Exercise requirements: Every line of the material is to be repeated exactly as it stands.

Records for this task:
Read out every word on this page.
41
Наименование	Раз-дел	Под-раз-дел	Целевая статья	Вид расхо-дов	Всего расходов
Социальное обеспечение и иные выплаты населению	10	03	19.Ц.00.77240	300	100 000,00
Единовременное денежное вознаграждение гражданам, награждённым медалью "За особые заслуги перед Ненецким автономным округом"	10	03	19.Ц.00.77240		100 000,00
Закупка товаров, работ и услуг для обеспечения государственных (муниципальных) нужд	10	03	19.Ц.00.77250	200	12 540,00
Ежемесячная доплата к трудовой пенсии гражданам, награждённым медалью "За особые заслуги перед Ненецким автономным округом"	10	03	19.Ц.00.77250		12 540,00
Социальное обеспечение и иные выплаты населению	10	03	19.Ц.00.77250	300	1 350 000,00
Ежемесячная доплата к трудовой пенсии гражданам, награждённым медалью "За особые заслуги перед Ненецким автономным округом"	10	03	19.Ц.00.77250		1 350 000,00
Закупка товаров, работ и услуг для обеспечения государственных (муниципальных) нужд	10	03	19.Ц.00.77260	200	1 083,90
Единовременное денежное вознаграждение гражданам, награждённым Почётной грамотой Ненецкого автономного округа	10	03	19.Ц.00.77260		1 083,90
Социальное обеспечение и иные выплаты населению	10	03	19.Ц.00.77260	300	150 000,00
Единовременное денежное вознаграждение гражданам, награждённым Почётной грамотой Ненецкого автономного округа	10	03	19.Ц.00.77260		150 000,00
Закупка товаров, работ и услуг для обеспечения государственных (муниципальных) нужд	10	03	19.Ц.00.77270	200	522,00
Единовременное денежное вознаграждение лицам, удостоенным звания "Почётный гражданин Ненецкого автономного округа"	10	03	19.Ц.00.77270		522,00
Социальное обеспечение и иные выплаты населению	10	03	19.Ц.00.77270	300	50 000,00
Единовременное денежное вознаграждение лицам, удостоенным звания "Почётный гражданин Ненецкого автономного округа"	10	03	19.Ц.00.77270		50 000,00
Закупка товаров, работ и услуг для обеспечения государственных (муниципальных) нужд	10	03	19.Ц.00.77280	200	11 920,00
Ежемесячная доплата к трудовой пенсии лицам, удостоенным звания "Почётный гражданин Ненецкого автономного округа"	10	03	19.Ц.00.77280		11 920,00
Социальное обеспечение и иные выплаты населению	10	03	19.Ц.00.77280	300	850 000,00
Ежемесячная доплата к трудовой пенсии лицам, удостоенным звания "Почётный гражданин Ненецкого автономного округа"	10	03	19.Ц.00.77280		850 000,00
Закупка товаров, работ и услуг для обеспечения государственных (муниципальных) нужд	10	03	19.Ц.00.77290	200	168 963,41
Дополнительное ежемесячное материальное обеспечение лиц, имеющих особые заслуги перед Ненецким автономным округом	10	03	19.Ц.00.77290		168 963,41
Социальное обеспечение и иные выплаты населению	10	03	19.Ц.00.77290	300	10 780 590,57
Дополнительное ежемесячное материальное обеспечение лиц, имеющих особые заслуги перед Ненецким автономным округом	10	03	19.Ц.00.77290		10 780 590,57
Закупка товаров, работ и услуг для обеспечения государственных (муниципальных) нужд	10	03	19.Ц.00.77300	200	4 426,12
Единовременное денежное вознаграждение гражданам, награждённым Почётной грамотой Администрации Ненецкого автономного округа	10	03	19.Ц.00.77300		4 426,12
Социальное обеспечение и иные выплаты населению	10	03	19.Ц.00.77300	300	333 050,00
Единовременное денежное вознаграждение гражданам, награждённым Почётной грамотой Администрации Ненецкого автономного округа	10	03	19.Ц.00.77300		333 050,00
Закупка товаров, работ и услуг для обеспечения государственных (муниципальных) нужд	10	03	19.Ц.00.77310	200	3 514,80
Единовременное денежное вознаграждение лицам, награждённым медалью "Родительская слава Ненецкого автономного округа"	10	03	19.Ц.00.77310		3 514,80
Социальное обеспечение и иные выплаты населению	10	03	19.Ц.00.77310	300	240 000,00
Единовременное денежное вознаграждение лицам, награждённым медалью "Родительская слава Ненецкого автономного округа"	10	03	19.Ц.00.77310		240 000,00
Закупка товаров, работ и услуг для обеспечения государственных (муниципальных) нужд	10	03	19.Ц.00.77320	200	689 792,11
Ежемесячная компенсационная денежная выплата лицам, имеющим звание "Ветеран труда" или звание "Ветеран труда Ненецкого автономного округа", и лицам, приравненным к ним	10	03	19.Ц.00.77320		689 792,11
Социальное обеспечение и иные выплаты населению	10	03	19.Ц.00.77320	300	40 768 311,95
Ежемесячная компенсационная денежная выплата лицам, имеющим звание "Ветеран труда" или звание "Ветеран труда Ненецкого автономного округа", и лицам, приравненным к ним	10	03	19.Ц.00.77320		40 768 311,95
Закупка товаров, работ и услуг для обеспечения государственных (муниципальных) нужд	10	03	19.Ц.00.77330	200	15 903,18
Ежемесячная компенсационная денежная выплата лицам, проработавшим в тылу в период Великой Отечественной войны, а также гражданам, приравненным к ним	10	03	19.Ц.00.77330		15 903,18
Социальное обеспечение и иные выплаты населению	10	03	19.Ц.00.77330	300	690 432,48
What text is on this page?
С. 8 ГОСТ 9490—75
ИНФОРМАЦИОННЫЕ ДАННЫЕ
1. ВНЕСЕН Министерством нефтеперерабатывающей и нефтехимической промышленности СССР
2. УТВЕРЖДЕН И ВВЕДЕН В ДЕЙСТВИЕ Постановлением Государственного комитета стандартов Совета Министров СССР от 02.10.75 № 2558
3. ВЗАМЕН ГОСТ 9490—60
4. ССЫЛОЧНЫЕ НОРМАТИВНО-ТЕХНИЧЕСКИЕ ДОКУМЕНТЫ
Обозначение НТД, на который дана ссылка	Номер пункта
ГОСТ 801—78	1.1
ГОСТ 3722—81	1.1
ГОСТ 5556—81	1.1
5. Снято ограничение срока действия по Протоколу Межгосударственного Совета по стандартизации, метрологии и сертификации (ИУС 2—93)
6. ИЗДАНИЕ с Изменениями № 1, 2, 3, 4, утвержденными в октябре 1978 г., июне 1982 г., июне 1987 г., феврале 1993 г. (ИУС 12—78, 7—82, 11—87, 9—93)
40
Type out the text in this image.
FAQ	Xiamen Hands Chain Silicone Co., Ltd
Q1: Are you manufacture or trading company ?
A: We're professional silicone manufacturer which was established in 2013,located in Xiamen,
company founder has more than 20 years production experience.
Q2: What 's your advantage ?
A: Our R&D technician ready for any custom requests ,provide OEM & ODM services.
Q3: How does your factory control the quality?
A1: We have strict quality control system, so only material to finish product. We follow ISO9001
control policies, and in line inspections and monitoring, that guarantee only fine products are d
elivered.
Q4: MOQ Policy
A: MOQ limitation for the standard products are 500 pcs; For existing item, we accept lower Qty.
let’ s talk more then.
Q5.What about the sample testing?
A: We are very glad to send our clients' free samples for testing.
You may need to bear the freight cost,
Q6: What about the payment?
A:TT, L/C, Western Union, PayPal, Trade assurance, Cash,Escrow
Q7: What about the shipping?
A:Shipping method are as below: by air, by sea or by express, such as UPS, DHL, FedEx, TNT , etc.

Solution for this problem:
Read out every word on this page.
41
Наименование	Раз-дел	Под-раз-дел	Целевая статья	Вид расхо-дов	Всего расходов
Социальное обеспечение и иные выплаты населению	10	03	19.Ц.00.77240	300	100 000,00
Единовременное денежное вознаграждение гражданам, награждённым медалью "За особые заслуги перед Ненецким автономным округом"	10	03	19.Ц.00.77240		100 000,00
Закупка товаров, работ и услуг для обеспечения государственных (муниципальных) нужд	10	03	19.Ц.00.77250	200	12 540,00
Ежемесячная доплата к трудовой пенсии гражданам, награждённым медалью "За особые заслуги перед Ненецким автономным округом"	10	03	19.Ц.00.77250		12 540,00
Социальное обеспечение и иные выплаты населению	10	03	19.Ц.00.77250	300	1 350 000,00
Ежемесячная доплата к трудовой пенсии гражданам, награждённым медалью "За особые заслуги перед Ненецким автономным округом"	10	03	19.Ц.00.77250		1 350 000,00
Закупка товаров, работ и услуг для обеспечения государственных (муниципальных) нужд	10	03	19.Ц.00.77260	200	1 083,90
Единовременное денежное вознаграждение гражданам, награждённым Почётной грамотой Ненецкого автономного округа	10	03	19.Ц.00.77260		1 083,90
Социальное обеспечение и иные выплаты населению	10	03	19.Ц.00.77260	300	150 000,00
Единовременное денежное вознаграждение гражданам, награждённым Почётной грамотой Ненецкого автономного округа	10	03	19.Ц.00.77260		150 000,00
Закупка товаров, работ и услуг для обеспечения государственных (муниципальных) нужд	10	03	19.Ц.00.77270	200	522,00
Единовременное денежное вознаграждение лицам, удостоенным звания "Почётный гражданин Ненецкого автономного округа"	10	03	19.Ц.00.77270		522,00
Социальное обеспечение и иные выплаты населению	10	03	19.Ц.00.77270	300	50 000,00
Единовременное денежное вознаграждение лицам, удостоенным звания "Почётный гражданин Ненецкого автономного округа"	10	03	19.Ц.00.77270		50 000,00
Закупка товаров, работ и услуг для обеспечения государственных (муниципальных) нужд	10	03	19.Ц.00.77280	200	11 920,00
Ежемесячная доплата к трудовой пенсии лицам, удостоенным звания "Почётный гражданин Ненецкого автономного округа"	10	03	19.Ц.00.77280		11 920,00
Социальное обеспечение и иные выплаты населению	10	03	19.Ц.00.77280	300	850 000,00
Ежемесячная доплата к трудовой пенсии лицам, удостоенным звания "Почётный гражданин Ненецкого автономного округа"	10	03	19.Ц.00.77280		850 000,00
Закупка товаров, работ и услуг для обеспечения государственных (муниципальных) нужд	10	03	19.Ц.00.77290	200	168 963,41
Дополнительное ежемесячное материальное обеспечение лиц, имеющих особые заслуги перед Ненецким автономным округом	10	03	19.Ц.00.77290		168 963,41
Социальное обеспечение и иные выплаты населению	10	03	19.Ц.00.77290	300	10 780 590,57
Дополнительное ежемесячное материальное обеспечение лиц, имеющих особые заслуги перед Ненецким автономным округом	10	03	19.Ц.00.77290		10 780 590,57
Закупка товаров, работ и услуг для обеспечения государственных (муниципальных) нужд	10	03	19.Ц.00.77300	200	4 426,12
Единовременное денежное вознаграждение гражданам, награждённым Почётной грамотой Администрации Ненецкого автономного округа	10	03	19.Ц.00.77300		4 426,12
Социальное обеспечение и иные выплаты населению	10	03	19.Ц.00.77300	300	333 050,00
Единовременное денежное вознаграждение гражданам, награждённым Почётной грамотой Администрации Ненецкого автономного округа	10	03	19.Ц.00.77300		333 050,00
Закупка товаров, работ и услуг для обеспечения государственных (муниципальных) нужд	10	03	19.Ц.00.77310	200	3 514,80
Единовременное денежное вознаграждение лицам, награждённым медалью "Родительская слава Ненецкого автономного округа"	10	03	19.Ц.00.77310		3 514,80
Социальное обеспечение и иные выплаты населению	10	03	19.Ц.00.77310	300	240 000,00
Единовременное денежное вознаграждение лицам, награждённым медалью "Родительская слава Ненецкого автономного округа"	10	03	19.Ц.00.77310		240 000,00
Закупка товаров, работ и услуг для обеспечения государственных (муниципальных) нужд	10	03	19.Ц.00.77320	200	689 792,11
Ежемесячная компенсационная денежная выплата лицам, имеющим звание "Ветеран труда" или звание "Ветеран труда Ненецкого автономного округа", и лицам, приравненным к ним	10	03	19.Ц.00.77320		689 792,11
Социальное обеспечение и иные выплаты населению	10	03	19.Ц.00.77320	300	40 768 311,95
Ежемесячная компенсационная денежная выплата лицам, имеющим звание "Ветеран труда" или звание "Ветеран труда Ненецкого автономного округа", и лицам, приравненным к ним	10	03	19.Ц.00.77320		40 768 311,95
Закупка товаров, работ и услуг для обеспечения государственных (муниципальных) нужд	10	03	19.Ц.00.77330	200	15 903,18
Ежемесячная компенсационная денежная выплата лицам, проработавшим в тылу в период Великой Отечественной войны, а также гражданам, приравненным к ним	10	03	19.Ц.00.77330		15 903,18
Социальное обеспечение и иные выплаты населению	10	03	19.Ц.00.77330	300	690 432,48
What text is on this page?
С. 8 ГОСТ 9490—75
ИНФОРМАЦИОННЫЕ ДАННЫЕ
1. ВНЕСЕН Министерством нефтеперерабатывающей и нефтехимической промышленности СССР
2. УТВЕРЖДЕН И ВВЕДЕН В ДЕЙСТВИЕ Постановлением Государственного комитета стандартов Совета Министров СССР от 02.10.75 № 2558
3. ВЗАМЕН ГОСТ 9490—60
4. ССЫЛОЧНЫЕ НОРМАТИВНО-ТЕХНИЧЕСКИЕ ДОКУМЕНТЫ
Обозначение НТД, на который дана ссылка	Номер пункта
ГОСТ 801—78	1.1
ГОСТ 3722—81	1.1
ГОСТ 5556—81	1.1
5. Снято ограничение срока действия по Протоколу Межгосударственного Совета по стандартизации, метрологии и сертификации (ИУС 2—93)
6. ИЗДАНИЕ с Изменениями № 1, 2, 3, 4, утвержденными в октябре 1978 г., июне 1982 г., июне 1987 г., феврале 1993 г. (ИУС 12—78, 7—82, 11—87, 9—93)
40
Type out the text in this image.
FAQ	Xiamen Hands Chain Silicone Co., Ltd
Q1: Are you manufacture or trading company ?
A: We're professional silicone manufacturer which was established in 2013,located in Xiamen,
company founder has more than 20 years production experience.
Q2: What 's your advantage ?
A: Our R&D technician ready for any custom requests ,provide OEM & ODM services.
Q3: How does your factory control the quality?
A1: We have strict quality control system, so only material to finish product. We follow ISO9001
control policies, and in line inspections and monitoring, that guarantee only fine products are d
elivered.
Q4: MOQ Policy
A: MOQ limitation for the standard products are 500 pcs; For existing item, we accept lower Qty.
let’ s talk more then.
Q5.What about the sample testing?
A: We are very glad to send our clients' free samples for testing.
You may need to bear the freight cost,
Q6: What about the payment?
A:TT, L/C, Western Union, PayPal, Trade assurance, Cash,Escrow
Q7: What about the shipping?
A:Shipping method are as below: by air, by sea or by express, such as UPS, DHL, FedEx, TNT , etc.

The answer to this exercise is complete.